Below are some records. Count the lines with "JSON" in them and give nothing but the total.
══ RECORD SET
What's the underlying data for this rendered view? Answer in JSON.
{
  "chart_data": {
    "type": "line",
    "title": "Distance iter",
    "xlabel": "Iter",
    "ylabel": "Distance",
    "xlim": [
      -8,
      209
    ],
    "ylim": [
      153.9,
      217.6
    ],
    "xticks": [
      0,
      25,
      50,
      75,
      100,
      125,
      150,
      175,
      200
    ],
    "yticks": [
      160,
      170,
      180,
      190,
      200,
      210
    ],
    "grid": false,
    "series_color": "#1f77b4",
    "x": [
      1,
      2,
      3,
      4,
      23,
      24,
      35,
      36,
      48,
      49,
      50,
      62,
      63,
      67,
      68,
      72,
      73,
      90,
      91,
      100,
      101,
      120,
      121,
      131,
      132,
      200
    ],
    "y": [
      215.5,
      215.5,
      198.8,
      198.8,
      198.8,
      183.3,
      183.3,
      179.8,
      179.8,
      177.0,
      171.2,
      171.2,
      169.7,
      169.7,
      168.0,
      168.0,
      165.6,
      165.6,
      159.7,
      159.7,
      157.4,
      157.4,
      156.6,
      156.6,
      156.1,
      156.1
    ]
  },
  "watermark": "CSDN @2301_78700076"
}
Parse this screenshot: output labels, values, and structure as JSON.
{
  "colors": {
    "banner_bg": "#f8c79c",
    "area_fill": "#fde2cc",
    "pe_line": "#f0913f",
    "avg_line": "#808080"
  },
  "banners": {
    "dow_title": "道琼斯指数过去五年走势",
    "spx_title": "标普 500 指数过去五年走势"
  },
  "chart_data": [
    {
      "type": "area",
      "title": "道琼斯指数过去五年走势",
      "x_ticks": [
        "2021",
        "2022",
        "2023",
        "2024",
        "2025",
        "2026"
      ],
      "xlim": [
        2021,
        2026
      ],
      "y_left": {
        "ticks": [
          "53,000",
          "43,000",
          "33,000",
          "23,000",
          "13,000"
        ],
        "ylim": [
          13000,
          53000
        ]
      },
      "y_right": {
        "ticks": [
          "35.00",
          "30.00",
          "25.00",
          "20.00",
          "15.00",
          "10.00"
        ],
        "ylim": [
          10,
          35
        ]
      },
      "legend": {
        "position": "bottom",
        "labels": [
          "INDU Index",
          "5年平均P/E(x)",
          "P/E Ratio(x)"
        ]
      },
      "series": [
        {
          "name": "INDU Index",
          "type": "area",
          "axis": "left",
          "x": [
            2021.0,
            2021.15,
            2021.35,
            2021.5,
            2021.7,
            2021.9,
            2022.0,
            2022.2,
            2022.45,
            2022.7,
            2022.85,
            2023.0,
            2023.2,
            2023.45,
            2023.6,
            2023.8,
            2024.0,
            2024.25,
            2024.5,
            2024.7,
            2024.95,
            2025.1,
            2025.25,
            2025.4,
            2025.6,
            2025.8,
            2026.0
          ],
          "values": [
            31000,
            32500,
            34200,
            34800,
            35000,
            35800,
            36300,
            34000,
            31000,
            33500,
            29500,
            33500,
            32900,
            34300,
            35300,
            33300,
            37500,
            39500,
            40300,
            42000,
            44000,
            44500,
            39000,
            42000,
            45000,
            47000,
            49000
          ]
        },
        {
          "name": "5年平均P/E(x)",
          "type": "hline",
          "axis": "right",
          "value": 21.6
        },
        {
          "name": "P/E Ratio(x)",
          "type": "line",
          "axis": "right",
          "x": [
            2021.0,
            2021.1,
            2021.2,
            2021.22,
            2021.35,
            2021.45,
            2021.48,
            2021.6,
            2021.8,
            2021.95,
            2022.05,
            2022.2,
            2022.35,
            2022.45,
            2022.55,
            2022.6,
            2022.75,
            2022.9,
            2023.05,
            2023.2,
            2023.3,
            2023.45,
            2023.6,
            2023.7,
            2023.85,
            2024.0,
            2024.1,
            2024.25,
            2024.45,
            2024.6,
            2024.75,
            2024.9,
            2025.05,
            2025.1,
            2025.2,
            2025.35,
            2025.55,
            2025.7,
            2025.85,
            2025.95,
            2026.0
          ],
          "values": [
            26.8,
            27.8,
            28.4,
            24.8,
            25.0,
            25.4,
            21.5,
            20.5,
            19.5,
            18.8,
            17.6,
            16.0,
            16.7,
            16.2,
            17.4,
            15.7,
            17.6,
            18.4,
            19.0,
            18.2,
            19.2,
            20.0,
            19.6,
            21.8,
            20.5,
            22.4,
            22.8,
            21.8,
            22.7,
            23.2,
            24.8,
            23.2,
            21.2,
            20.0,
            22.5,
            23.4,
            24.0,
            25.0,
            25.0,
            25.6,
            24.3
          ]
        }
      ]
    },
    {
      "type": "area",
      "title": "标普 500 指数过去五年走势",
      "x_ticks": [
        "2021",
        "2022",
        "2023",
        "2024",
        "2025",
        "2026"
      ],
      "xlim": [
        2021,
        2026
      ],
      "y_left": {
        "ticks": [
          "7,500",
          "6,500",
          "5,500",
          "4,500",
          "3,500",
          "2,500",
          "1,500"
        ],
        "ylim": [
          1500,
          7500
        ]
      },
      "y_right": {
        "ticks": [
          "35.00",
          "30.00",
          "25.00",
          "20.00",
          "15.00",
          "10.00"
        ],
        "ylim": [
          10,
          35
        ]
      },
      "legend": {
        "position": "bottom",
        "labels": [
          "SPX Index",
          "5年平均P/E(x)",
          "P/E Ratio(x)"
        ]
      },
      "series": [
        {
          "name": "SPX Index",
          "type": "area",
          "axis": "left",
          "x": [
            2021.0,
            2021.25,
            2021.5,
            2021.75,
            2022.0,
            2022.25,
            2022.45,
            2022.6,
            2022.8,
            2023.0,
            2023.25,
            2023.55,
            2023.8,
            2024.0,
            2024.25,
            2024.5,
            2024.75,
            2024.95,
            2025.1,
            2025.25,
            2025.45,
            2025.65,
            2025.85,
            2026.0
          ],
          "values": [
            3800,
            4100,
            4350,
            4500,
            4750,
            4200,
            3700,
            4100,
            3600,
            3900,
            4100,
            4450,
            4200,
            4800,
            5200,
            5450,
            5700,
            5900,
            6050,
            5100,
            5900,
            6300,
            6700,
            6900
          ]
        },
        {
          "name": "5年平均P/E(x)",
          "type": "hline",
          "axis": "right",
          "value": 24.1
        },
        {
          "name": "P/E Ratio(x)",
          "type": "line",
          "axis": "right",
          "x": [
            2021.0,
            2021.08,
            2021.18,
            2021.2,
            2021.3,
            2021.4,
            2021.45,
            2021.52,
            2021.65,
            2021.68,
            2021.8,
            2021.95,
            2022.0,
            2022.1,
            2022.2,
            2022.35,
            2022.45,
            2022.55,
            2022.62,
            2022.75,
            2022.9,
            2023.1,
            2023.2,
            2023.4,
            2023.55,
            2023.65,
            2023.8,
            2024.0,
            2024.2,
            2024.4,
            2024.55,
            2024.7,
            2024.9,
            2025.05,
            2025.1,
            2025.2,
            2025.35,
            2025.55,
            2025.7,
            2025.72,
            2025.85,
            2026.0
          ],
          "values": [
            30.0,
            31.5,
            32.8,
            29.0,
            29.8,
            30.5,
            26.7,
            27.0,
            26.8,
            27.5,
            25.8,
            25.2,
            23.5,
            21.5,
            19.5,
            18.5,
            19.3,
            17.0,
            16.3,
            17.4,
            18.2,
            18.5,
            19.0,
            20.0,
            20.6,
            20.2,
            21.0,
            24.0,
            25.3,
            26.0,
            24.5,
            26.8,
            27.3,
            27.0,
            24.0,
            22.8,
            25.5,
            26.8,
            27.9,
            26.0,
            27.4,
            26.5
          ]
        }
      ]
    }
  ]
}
════
| COMPLETE RESPONSE |
2